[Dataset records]
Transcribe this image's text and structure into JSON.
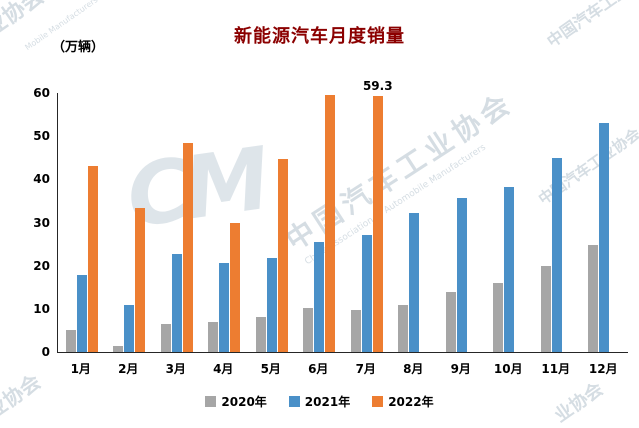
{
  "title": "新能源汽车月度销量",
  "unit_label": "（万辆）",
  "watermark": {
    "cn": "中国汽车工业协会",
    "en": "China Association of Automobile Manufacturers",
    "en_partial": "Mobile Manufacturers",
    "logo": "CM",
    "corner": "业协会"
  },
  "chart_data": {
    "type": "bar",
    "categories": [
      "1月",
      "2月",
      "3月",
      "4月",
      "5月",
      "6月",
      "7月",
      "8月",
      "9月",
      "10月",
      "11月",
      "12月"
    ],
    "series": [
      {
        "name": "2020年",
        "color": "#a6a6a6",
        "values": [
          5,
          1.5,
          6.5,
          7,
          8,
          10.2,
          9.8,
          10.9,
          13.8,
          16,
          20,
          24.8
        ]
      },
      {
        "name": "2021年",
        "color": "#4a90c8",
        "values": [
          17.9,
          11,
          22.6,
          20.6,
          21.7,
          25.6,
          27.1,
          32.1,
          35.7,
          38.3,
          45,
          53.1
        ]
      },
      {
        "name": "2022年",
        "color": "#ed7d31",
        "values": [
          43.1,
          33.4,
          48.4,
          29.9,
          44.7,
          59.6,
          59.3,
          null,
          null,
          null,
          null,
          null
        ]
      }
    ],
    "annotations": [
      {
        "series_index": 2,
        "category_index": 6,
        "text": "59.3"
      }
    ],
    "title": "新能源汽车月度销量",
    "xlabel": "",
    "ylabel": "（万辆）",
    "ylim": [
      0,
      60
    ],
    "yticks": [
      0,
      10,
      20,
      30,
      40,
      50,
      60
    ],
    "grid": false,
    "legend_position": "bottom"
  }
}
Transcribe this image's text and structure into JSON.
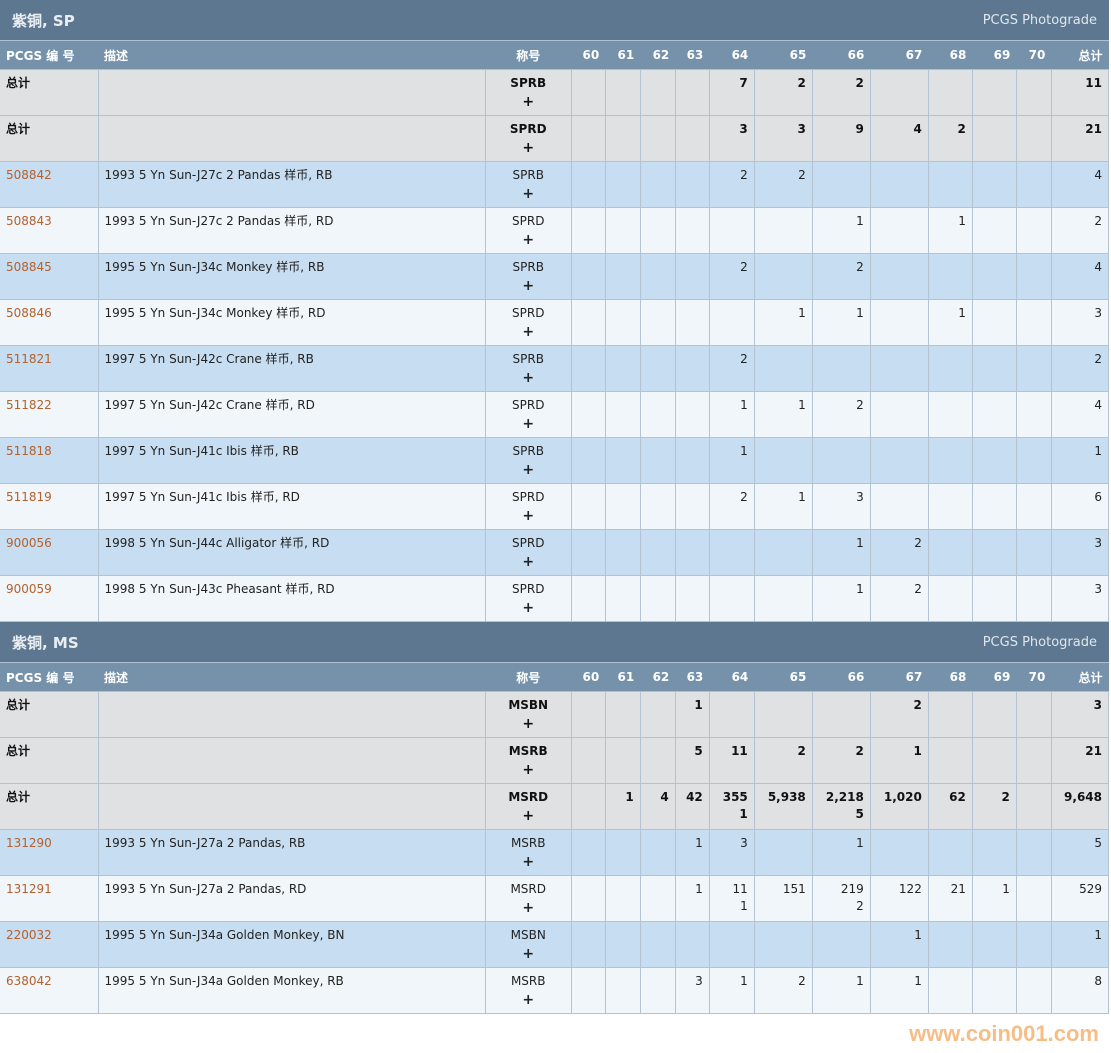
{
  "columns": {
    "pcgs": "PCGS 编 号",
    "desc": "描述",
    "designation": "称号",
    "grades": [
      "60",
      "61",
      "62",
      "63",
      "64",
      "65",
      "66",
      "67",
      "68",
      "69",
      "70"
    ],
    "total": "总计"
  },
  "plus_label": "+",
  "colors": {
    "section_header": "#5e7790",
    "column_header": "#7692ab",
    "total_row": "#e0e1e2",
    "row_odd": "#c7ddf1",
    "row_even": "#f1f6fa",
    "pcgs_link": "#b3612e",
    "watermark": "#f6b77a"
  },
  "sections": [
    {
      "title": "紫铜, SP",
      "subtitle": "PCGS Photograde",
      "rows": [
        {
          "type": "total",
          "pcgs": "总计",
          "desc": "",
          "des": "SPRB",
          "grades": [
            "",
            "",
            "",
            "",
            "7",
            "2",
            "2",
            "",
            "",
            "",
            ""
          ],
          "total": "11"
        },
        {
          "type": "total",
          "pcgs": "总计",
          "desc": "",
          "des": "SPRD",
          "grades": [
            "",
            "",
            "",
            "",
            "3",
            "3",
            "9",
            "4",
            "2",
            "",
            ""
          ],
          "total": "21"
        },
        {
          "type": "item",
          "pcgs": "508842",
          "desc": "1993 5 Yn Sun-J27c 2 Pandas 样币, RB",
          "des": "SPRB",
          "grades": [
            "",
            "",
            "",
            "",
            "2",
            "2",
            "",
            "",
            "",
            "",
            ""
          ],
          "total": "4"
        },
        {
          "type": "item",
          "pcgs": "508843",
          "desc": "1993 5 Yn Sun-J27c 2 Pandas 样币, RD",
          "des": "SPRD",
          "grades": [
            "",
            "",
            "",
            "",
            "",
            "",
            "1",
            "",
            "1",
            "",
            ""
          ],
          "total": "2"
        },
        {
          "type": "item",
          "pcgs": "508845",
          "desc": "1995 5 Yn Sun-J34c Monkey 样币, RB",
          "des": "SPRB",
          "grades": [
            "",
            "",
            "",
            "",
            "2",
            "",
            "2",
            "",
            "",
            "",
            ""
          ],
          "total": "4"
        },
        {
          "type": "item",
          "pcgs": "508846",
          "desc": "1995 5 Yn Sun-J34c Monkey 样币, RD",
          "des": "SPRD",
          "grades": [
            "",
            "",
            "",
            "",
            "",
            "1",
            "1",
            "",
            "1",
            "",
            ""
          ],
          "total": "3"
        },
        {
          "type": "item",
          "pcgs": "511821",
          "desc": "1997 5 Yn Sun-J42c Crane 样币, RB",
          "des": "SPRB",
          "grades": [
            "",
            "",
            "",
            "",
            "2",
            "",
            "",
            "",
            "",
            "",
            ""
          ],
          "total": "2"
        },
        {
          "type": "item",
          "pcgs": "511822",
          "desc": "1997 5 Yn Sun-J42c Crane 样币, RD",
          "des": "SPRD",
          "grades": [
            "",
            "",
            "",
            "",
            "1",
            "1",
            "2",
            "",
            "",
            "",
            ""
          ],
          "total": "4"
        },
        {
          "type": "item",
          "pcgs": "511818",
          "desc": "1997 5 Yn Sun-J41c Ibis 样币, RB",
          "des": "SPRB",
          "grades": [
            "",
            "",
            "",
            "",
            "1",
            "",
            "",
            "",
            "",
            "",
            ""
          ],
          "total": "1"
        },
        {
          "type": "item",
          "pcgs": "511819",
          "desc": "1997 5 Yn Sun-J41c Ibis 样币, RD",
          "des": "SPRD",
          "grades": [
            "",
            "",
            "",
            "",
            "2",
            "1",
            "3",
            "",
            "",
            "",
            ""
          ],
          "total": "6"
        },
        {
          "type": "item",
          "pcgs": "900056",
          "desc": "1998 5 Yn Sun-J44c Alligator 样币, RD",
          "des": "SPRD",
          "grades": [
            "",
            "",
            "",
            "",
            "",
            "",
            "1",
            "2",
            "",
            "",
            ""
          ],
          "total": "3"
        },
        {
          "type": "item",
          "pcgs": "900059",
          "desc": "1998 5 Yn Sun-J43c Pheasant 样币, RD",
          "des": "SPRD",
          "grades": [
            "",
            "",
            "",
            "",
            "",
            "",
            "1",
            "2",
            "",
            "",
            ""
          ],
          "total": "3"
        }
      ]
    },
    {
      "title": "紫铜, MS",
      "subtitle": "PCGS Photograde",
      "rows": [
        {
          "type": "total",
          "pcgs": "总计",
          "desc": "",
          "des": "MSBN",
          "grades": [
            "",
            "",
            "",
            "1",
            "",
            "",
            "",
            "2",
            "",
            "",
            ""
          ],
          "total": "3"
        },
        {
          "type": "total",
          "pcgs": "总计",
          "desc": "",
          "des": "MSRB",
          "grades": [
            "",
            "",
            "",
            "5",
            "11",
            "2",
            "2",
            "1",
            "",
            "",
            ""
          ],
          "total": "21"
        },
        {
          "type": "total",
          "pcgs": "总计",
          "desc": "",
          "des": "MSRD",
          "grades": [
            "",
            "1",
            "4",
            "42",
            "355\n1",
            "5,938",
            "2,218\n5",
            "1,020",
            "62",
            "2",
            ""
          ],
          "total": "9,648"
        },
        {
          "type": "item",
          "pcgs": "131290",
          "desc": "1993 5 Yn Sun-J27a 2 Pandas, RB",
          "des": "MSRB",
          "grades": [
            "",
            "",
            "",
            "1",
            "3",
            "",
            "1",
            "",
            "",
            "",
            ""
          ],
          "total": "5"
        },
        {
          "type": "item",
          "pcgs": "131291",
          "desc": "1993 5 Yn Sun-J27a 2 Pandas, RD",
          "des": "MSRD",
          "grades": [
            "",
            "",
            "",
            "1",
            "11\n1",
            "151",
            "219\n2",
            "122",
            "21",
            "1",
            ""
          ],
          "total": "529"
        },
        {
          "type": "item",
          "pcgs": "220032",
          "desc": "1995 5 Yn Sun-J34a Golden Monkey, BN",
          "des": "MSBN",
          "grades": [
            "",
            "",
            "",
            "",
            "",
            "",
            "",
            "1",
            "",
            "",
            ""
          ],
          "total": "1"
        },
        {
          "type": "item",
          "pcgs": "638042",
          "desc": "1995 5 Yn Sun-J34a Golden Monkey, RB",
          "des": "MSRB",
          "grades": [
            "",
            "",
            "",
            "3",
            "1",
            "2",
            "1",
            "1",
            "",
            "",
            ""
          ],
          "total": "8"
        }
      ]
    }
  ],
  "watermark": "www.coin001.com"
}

- Written task:
Scan the listing above. Collect all lines with the word "watermark".

- Answer to the problem:
  "watermark": {
    "watermark": "#f6b77a"
  "watermark": "www.coin001.com"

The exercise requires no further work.